# Provided data start

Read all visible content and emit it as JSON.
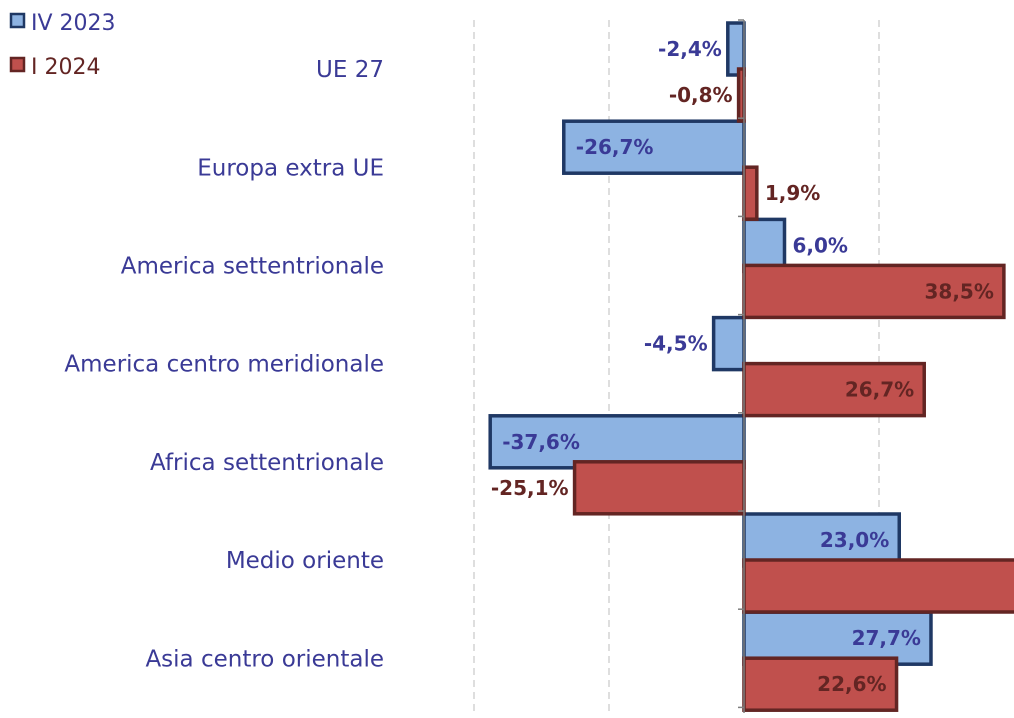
{
  "chart_data": {
    "type": "bar",
    "orientation": "horizontal",
    "categories": [
      "UE 27",
      "Europa extra UE",
      "America settentrionale",
      "America centro meridionale",
      "Africa settentrionale",
      "Medio oriente",
      "Asia centro orientale"
    ],
    "series": [
      {
        "name": "IV 2023",
        "values": [
          -2.4,
          -26.7,
          6.0,
          -4.5,
          -37.6,
          23.0,
          27.7
        ],
        "labels": [
          "-2,4%",
          "-26,7%",
          "6,0%",
          "-4,5%",
          "-37,6%",
          "23,0%",
          "27,7%"
        ],
        "fill": "#8db3e2",
        "stroke": "#1f3864",
        "label_color": "#3a3a96"
      },
      {
        "name": "I 2024",
        "values": [
          -0.8,
          1.9,
          38.5,
          26.7,
          -25.1,
          40.5,
          22.6
        ],
        "labels": [
          "-0,8%",
          "1,9%",
          "38,5%",
          "26,7%",
          "-25,1%",
          "",
          "22,6%"
        ],
        "fill": "#c0504d",
        "stroke": "#632523",
        "label_color": "#632523"
      }
    ],
    "xlim": [
      -50,
      40
    ],
    "grid": true,
    "grid_style": "dashed vertical",
    "legend": "top-left",
    "title": "",
    "xlabel": "",
    "ylabel": ""
  }
}
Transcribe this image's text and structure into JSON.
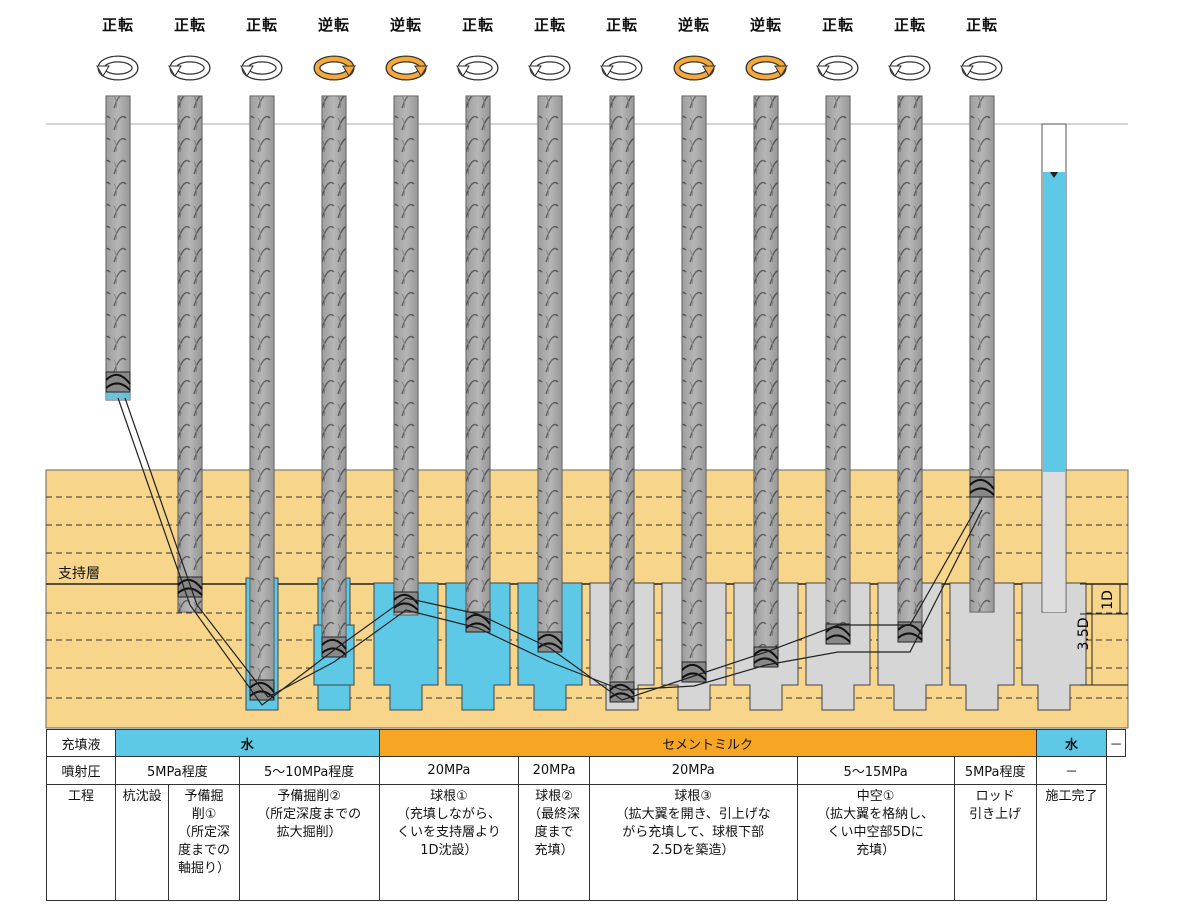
{
  "rotations": [
    "正転",
    "正転",
    "正転",
    "逆転",
    "逆転",
    "正転",
    "正転",
    "正転",
    "逆転",
    "逆転",
    "正転",
    "正転",
    "正転"
  ],
  "colors": {
    "soil": "#f7d58a",
    "water": "#5ec9e6",
    "cement": "#f6a623",
    "pile": "#d6d6d6",
    "normal_rotation": "#ffffff",
    "reverse_rotation": "#f5a93a"
  },
  "labels": {
    "bearing_layer": "支持層",
    "dim_1d": "1D",
    "dim_35d": "3.5D"
  },
  "table": {
    "row_labels": {
      "fluid": "充填液",
      "pressure": "噴射圧",
      "process": "工程"
    },
    "fluid": {
      "water1": "水",
      "cement": "セメントミルク",
      "water2": "水",
      "none": "－"
    },
    "pressure": [
      "5MPa程度",
      "5～10MPa程度",
      "20MPa",
      "20MPa",
      "20MPa",
      "5～15MPa",
      "5MPa程度",
      "－"
    ],
    "process": [
      {
        "lines": [
          "杭沈設"
        ]
      },
      {
        "lines": [
          "予備掘",
          "削①",
          "（所定深",
          "度までの",
          "軸掘り）"
        ]
      },
      {
        "lines": [
          "予備掘削②",
          "（所定深度までの",
          "拡大掘削）"
        ]
      },
      {
        "lines": [
          "球根①",
          "（充填しながら、",
          "くいを支持層より",
          "1D沈設）"
        ]
      },
      {
        "lines": [
          "球根②",
          "（最終深",
          "度まで",
          "充填）"
        ]
      },
      {
        "lines": [
          "球根③",
          "（拡大翼を開き、引上げな",
          "がら充填して、球根下部",
          "2.5Dを築造）"
        ]
      },
      {
        "lines": [
          "中空①",
          "（拡大翼を格納し、",
          "くい中空部5Dに",
          "充填）"
        ]
      },
      {
        "lines": [
          "ロッド",
          "引き上げ"
        ]
      },
      {
        "lines": [
          "施工完了"
        ]
      }
    ]
  }
}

# Provided data end

Your goal -
Reproduce every record word for word. The copy must contain no pictures.

Result below -
Read all visible content and emit it as JSON.
{
  "chart_data": {
    "type": "bar",
    "orientation": "horizontal",
    "categories": [
      "UE 27",
      "Europa extra UE",
      "America settentrionale",
      "America centro meridionale",
      "Africa settentrionale",
      "Medio oriente",
      "Asia centro orientale"
    ],
    "series": [
      {
        "name": "IV 2023",
        "values": [
          -2.4,
          -26.7,
          6.0,
          -4.5,
          -37.6,
          23.0,
          27.7
        ],
        "labels": [
          "-2,4%",
          "-26,7%",
          "6,0%",
          "-4,5%",
          "-37,6%",
          "23,0%",
          "27,7%"
        ],
        "fill": "#8db3e2",
        "stroke": "#1f3864",
        "label_color": "#3a3a96"
      },
      {
        "name": "I 2024",
        "values": [
          -0.8,
          1.9,
          38.5,
          26.7,
          -25.1,
          40.5,
          22.6
        ],
        "labels": [
          "-0,8%",
          "1,9%",
          "38,5%",
          "26,7%",
          "-25,1%",
          "",
          "22,6%"
        ],
        "fill": "#c0504d",
        "stroke": "#632523",
        "label_color": "#632523"
      }
    ],
    "xlim": [
      -50,
      40
    ],
    "grid": true,
    "grid_style": "dashed vertical",
    "legend": "top-left",
    "title": "",
    "xlabel": "",
    "ylabel": ""
  }
}
Transcribe this image's text and structure into JSON.
{
  "rotations": [
    "正転",
    "正転",
    "正転",
    "逆転",
    "逆転",
    "正転",
    "正転",
    "正転",
    "逆転",
    "逆転",
    "正転",
    "正転",
    "正転"
  ],
  "colors": {
    "soil": "#f7d58a",
    "water": "#5ec9e6",
    "cement": "#f6a623",
    "pile": "#d6d6d6",
    "normal_rotation": "#ffffff",
    "reverse_rotation": "#f5a93a"
  },
  "labels": {
    "bearing_layer": "支持層",
    "dim_1d": "1D",
    "dim_35d": "3.5D"
  },
  "table": {
    "row_labels": {
      "fluid": "充填液",
      "pressure": "噴射圧",
      "process": "工程"
    },
    "fluid": {
      "water1": "水",
      "cement": "セメントミルク",
      "water2": "水",
      "none": "－"
    },
    "pressure": [
      "5MPa程度",
      "5～10MPa程度",
      "20MPa",
      "20MPa",
      "20MPa",
      "5～15MPa",
      "5MPa程度",
      "－"
    ],
    "process": [
      {
        "lines": [
          "杭沈設"
        ]
      },
      {
        "lines": [
          "予備掘",
          "削①",
          "（所定深",
          "度までの",
          "軸掘り）"
        ]
      },
      {
        "lines": [
          "予備掘削②",
          "（所定深度までの",
          "拡大掘削）"
        ]
      },
      {
        "lines": [
          "球根①",
          "（充填しながら、",
          "くいを支持層より",
          "1D沈設）"
        ]
      },
      {
        "lines": [
          "球根②",
          "（最終深",
          "度まで",
          "充填）"
        ]
      },
      {
        "lines": [
          "球根③",
          "（拡大翼を開き、引上げな",
          "がら充填して、球根下部",
          "2.5Dを築造）"
        ]
      },
      {
        "lines": [
          "中空①",
          "（拡大翼を格納し、",
          "くい中空部5Dに",
          "充填）"
        ]
      },
      {
        "lines": [
          "ロッド",
          "引き上げ"
        ]
      },
      {
        "lines": [
          "施工完了"
        ]
      }
    ]
  }
}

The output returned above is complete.